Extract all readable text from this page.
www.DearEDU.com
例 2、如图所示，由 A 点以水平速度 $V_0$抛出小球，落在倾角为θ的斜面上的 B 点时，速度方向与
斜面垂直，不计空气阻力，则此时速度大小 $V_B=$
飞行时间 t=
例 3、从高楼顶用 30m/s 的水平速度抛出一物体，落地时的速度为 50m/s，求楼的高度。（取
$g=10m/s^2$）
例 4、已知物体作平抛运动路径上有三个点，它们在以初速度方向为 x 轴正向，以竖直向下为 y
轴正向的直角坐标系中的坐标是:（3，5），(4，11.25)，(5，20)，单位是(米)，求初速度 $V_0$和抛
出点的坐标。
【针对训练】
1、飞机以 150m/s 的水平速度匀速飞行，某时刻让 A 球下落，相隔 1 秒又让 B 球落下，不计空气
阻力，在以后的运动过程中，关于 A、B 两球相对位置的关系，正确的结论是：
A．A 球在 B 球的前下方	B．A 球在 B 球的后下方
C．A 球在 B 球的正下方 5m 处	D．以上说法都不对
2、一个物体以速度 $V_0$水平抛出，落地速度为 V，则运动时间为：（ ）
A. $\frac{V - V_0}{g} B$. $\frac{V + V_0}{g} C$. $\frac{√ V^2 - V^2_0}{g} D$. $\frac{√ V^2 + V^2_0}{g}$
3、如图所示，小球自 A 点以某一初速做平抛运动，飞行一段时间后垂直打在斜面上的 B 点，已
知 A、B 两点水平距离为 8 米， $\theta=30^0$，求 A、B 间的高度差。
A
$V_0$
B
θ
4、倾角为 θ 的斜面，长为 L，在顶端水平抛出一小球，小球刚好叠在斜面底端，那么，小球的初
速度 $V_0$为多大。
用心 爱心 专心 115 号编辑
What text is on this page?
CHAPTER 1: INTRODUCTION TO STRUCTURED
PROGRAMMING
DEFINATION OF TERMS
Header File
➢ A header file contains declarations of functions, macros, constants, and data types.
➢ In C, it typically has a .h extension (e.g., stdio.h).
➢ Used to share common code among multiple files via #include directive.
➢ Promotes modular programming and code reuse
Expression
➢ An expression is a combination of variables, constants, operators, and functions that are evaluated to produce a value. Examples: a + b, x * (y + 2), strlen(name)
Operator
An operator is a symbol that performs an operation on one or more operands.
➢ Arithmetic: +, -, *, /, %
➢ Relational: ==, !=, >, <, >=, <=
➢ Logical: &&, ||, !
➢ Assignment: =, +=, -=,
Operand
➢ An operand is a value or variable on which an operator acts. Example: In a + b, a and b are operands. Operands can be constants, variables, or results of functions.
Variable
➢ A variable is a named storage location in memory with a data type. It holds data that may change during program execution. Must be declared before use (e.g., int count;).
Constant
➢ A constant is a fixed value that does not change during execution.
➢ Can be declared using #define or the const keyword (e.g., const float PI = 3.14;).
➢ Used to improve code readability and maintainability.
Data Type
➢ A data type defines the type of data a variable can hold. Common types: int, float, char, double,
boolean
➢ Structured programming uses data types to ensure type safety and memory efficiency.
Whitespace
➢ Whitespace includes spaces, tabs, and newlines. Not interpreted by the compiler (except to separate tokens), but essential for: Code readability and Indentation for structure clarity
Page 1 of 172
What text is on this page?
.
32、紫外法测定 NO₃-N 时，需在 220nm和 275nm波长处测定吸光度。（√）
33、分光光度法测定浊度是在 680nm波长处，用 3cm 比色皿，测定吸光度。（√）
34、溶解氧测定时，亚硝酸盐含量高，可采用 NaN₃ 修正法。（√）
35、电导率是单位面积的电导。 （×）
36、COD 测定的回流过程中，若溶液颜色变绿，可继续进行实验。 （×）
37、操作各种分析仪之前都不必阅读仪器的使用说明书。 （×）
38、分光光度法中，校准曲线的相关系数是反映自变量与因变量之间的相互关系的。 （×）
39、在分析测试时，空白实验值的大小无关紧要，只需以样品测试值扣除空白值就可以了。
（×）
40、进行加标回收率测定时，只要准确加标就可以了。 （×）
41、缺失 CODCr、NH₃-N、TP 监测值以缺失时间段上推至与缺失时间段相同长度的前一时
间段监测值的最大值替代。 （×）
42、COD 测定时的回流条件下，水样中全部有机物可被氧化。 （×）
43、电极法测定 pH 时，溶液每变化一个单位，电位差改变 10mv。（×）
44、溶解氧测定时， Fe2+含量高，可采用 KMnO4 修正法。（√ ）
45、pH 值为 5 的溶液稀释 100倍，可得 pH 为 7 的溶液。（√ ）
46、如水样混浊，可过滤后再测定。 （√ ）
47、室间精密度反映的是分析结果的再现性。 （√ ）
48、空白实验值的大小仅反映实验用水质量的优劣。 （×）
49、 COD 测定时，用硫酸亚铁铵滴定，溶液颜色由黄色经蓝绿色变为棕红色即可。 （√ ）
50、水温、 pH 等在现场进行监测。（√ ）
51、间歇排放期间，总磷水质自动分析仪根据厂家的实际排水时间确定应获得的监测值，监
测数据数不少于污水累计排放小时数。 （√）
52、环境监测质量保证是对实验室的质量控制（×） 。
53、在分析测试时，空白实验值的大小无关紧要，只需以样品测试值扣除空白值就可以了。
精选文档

###

THE TASK
Using the listing above, retype each line exactly.

THE RESPONSE
Extract all readable text from this page.
www.DearEDU.com
例 2、如图所示，由 A 点以水平速度 $V_0$抛出小球，落在倾角为θ的斜面上的 B 点时，速度方向与
斜面垂直，不计空气阻力，则此时速度大小 $V_B=$
飞行时间 t=
例 3、从高楼顶用 30m/s 的水平速度抛出一物体，落地时的速度为 50m/s，求楼的高度。（取
$g=10m/s^2$）
例 4、已知物体作平抛运动路径上有三个点，它们在以初速度方向为 x 轴正向，以竖直向下为 y
轴正向的直角坐标系中的坐标是:（3，5），(4，11.25)，(5，20)，单位是(米)，求初速度 $V_0$和抛
出点的坐标。
【针对训练】
1、飞机以 150m/s 的水平速度匀速飞行，某时刻让 A 球下落，相隔 1 秒又让 B 球落下，不计空气
阻力，在以后的运动过程中，关于 A、B 两球相对位置的关系，正确的结论是：
A．A 球在 B 球的前下方	B．A 球在 B 球的后下方
C．A 球在 B 球的正下方 5m 处	D．以上说法都不对
2、一个物体以速度 $V_0$水平抛出，落地速度为 V，则运动时间为：（ ）
A. $\frac{V - V_0}{g} B$. $\frac{V + V_0}{g} C$. $\frac{√ V^2 - V^2_0}{g} D$. $\frac{√ V^2 + V^2_0}{g}$
3、如图所示，小球自 A 点以某一初速做平抛运动，飞行一段时间后垂直打在斜面上的 B 点，已
知 A、B 两点水平距离为 8 米， $\theta=30^0$，求 A、B 间的高度差。
A
$V_0$
B
θ
4、倾角为 θ 的斜面，长为 L，在顶端水平抛出一小球，小球刚好叠在斜面底端，那么，小球的初
速度 $V_0$为多大。
用心 爱心 专心 115 号编辑
What text is on this page?
CHAPTER 1: INTRODUCTION TO STRUCTURED
PROGRAMMING
DEFINATION OF TERMS
Header File
➢ A header file contains declarations of functions, macros, constants, and data types.
➢ In C, it typically has a .h extension (e.g., stdio.h).
➢ Used to share common code among multiple files via #include directive.
➢ Promotes modular programming and code reuse
Expression
➢ An expression is a combination of variables, constants, operators, and functions that are evaluated to produce a value. Examples: a + b, x * (y + 2), strlen(name)
Operator
An operator is a symbol that performs an operation on one or more operands.
➢ Arithmetic: +, -, *, /, %
➢ Relational: ==, !=, >, <, >=, <=
➢ Logical: &&, ||, !
➢ Assignment: =, +=, -=,
Operand
➢ An operand is a value or variable on which an operator acts. Example: In a + b, a and b are operands. Operands can be constants, variables, or results of functions.
Variable
➢ A variable is a named storage location in memory with a data type. It holds data that may change during program execution. Must be declared before use (e.g., int count;).
Constant
➢ A constant is a fixed value that does not change during execution.
➢ Can be declared using #define or the const keyword (e.g., const float PI = 3.14;).
➢ Used to improve code readability and maintainability.
Data Type
➢ A data type defines the type of data a variable can hold. Common types: int, float, char, double,
boolean
➢ Structured programming uses data types to ensure type safety and memory efficiency.
Whitespace
➢ Whitespace includes spaces, tabs, and newlines. Not interpreted by the compiler (except to separate tokens), but essential for: Code readability and Indentation for structure clarity
Page 1 of 172
What text is on this page?
.
32、紫外法测定 NO₃-N 时，需在 220nm和 275nm波长处测定吸光度。（√）
33、分光光度法测定浊度是在 680nm波长处，用 3cm 比色皿，测定吸光度。（√）
34、溶解氧测定时，亚硝酸盐含量高，可采用 NaN₃ 修正法。（√）
35、电导率是单位面积的电导。 （×）
36、COD 测定的回流过程中，若溶液颜色变绿，可继续进行实验。 （×）
37、操作各种分析仪之前都不必阅读仪器的使用说明书。 （×）
38、分光光度法中，校准曲线的相关系数是反映自变量与因变量之间的相互关系的。 （×）
39、在分析测试时，空白实验值的大小无关紧要，只需以样品测试值扣除空白值就可以了。
（×）
40、进行加标回收率测定时，只要准确加标就可以了。 （×）
41、缺失 CODCr、NH₃-N、TP 监测值以缺失时间段上推至与缺失时间段相同长度的前一时
间段监测值的最大值替代。 （×）
42、COD 测定时的回流条件下，水样中全部有机物可被氧化。 （×）
43、电极法测定 pH 时，溶液每变化一个单位，电位差改变 10mv。（×）
44、溶解氧测定时， Fe2+含量高，可采用 KMnO4 修正法。（√ ）
45、pH 值为 5 的溶液稀释 100倍，可得 pH 为 7 的溶液。（√ ）
46、如水样混浊，可过滤后再测定。 （√ ）
47、室间精密度反映的是分析结果的再现性。 （√ ）
48、空白实验值的大小仅反映实验用水质量的优劣。 （×）
49、 COD 测定时，用硫酸亚铁铵滴定，溶液颜色由黄色经蓝绿色变为棕红色即可。 （√ ）
50、水温、 pH 等在现场进行监测。（√ ）
51、间歇排放期间，总磷水质自动分析仪根据厂家的实际排水时间确定应获得的监测值，监
测数据数不少于污水累计排放小时数。 （√）
52、环境监测质量保证是对实验室的质量控制（×） 。
53、在分析测试时，空白实验值的大小无关紧要，只需以样品测试值扣除空白值就可以了。
精选文档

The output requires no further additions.